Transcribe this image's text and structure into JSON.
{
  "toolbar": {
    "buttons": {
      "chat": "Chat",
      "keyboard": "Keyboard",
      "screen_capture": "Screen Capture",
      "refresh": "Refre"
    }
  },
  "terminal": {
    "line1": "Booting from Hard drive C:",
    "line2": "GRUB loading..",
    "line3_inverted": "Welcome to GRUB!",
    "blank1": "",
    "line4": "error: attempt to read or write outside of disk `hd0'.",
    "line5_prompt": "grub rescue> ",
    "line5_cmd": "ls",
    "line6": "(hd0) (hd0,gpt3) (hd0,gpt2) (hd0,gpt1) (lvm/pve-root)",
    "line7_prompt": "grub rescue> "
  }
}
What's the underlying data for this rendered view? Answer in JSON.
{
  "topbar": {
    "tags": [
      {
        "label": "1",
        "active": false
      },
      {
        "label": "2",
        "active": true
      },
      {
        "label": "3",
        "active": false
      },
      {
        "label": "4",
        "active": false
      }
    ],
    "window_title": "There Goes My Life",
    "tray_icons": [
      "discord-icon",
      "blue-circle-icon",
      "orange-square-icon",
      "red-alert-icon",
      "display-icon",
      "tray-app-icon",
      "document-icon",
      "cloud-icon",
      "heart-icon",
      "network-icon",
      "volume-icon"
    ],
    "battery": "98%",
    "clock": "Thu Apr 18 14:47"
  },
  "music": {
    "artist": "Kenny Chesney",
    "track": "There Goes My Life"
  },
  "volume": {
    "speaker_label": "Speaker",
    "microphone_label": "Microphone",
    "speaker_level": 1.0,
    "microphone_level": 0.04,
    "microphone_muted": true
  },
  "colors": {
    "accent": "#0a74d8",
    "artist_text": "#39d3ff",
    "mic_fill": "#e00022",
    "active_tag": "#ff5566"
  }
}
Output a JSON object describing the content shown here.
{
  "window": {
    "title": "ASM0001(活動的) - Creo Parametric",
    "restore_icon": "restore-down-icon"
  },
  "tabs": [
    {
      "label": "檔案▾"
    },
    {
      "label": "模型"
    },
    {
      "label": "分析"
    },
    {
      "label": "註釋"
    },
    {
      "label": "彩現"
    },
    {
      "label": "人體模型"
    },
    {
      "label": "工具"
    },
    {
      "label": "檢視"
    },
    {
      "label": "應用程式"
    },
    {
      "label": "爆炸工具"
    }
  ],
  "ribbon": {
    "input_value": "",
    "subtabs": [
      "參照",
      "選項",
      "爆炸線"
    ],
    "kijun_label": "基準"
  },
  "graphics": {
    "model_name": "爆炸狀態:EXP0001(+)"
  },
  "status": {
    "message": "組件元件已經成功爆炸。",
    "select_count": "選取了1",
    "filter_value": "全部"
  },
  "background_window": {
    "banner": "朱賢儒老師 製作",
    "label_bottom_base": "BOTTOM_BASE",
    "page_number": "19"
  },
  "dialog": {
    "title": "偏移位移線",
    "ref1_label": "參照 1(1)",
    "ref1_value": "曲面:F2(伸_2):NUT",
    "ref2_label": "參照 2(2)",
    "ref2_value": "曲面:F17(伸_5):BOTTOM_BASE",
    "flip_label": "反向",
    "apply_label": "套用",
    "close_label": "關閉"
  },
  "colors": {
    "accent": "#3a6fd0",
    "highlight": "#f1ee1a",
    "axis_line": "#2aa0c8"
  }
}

===

SET TASK
Locate the word "Life" in the data above. Copy every line carrying it.

OUTPUT OF THE TASK
    "window_title": "There Goes My Life",
    "track": "There Goes My Life"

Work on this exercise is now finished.